-- GIVEN INSTRUCTION --
Tally the lines holding the word "laws" and state the count by itself.

-- DATA --

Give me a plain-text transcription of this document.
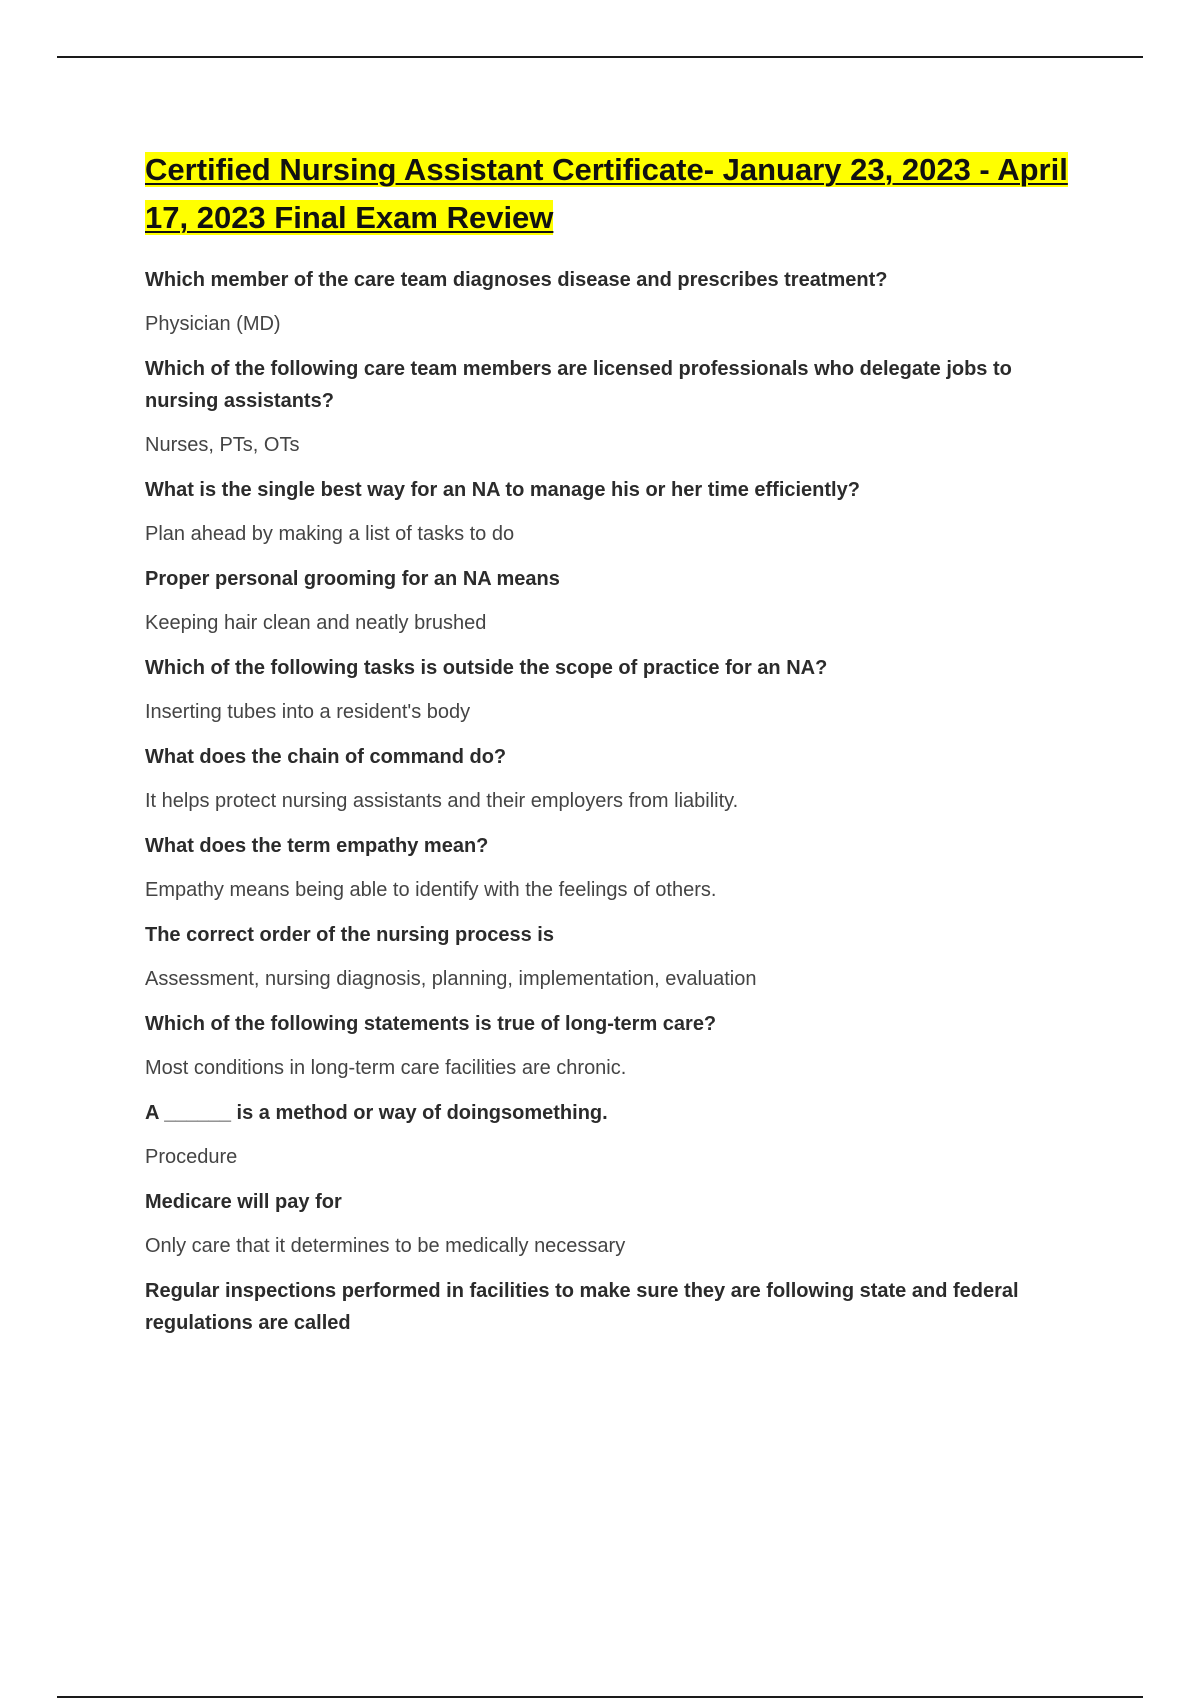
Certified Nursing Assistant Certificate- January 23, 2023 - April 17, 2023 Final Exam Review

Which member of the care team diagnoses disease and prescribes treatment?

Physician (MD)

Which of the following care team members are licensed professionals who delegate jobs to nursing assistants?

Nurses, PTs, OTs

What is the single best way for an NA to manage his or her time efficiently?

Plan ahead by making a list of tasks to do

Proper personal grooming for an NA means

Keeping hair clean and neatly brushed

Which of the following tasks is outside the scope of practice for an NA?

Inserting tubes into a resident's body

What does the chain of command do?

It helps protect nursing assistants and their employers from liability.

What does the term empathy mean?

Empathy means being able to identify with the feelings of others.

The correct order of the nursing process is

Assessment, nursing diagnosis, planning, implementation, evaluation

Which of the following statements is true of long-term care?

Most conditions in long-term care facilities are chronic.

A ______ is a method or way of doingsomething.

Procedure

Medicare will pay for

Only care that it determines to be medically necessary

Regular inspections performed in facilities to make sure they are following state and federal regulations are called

==

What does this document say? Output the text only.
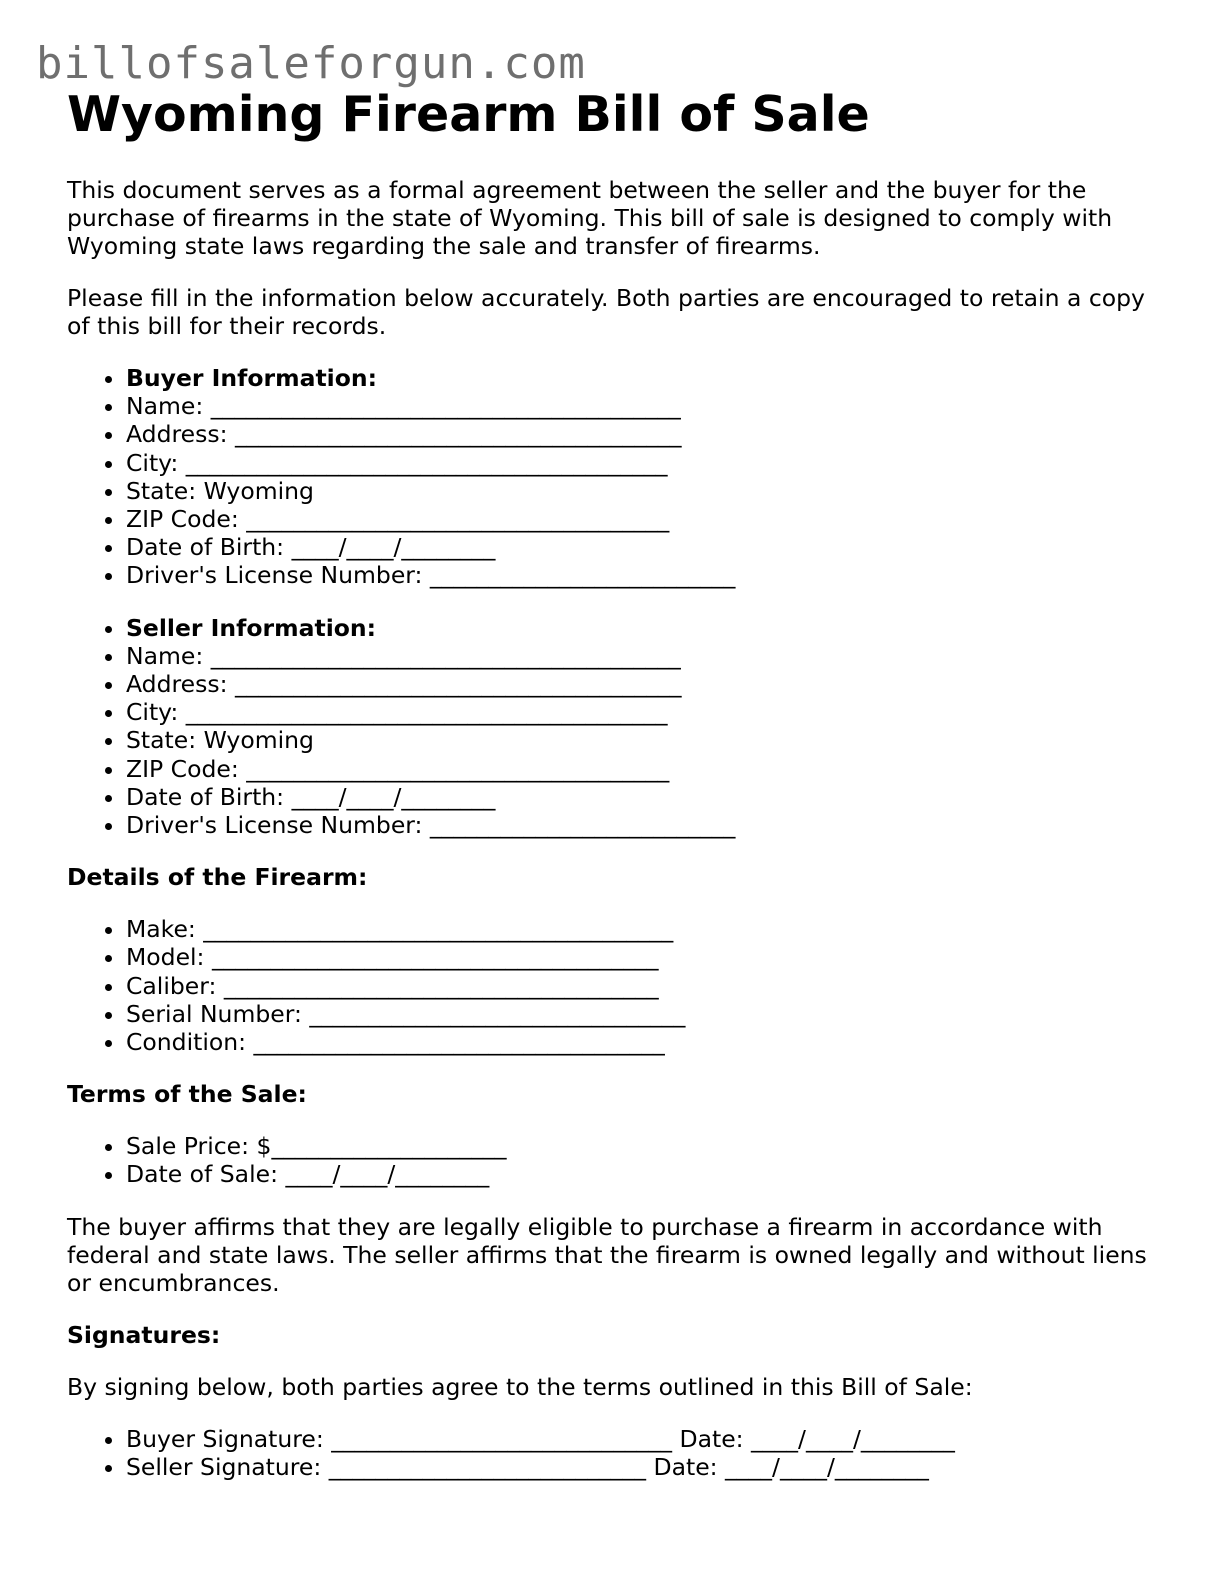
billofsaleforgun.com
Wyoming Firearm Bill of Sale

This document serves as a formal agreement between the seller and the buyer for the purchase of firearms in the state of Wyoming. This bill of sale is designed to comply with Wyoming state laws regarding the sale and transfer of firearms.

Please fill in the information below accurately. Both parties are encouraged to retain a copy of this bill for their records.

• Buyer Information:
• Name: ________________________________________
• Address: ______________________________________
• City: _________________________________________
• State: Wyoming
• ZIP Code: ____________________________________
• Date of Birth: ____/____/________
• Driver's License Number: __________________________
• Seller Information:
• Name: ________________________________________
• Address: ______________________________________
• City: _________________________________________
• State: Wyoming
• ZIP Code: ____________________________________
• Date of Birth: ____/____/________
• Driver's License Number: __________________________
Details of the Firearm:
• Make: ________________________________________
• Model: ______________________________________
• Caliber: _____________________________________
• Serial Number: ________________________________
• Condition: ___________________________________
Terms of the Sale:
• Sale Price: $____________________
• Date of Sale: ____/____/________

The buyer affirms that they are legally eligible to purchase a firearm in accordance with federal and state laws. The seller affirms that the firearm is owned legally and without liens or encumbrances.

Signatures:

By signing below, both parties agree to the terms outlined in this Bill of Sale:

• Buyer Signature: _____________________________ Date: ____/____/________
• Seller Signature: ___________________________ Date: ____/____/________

-- SOLUTION TO THIS TASK --
2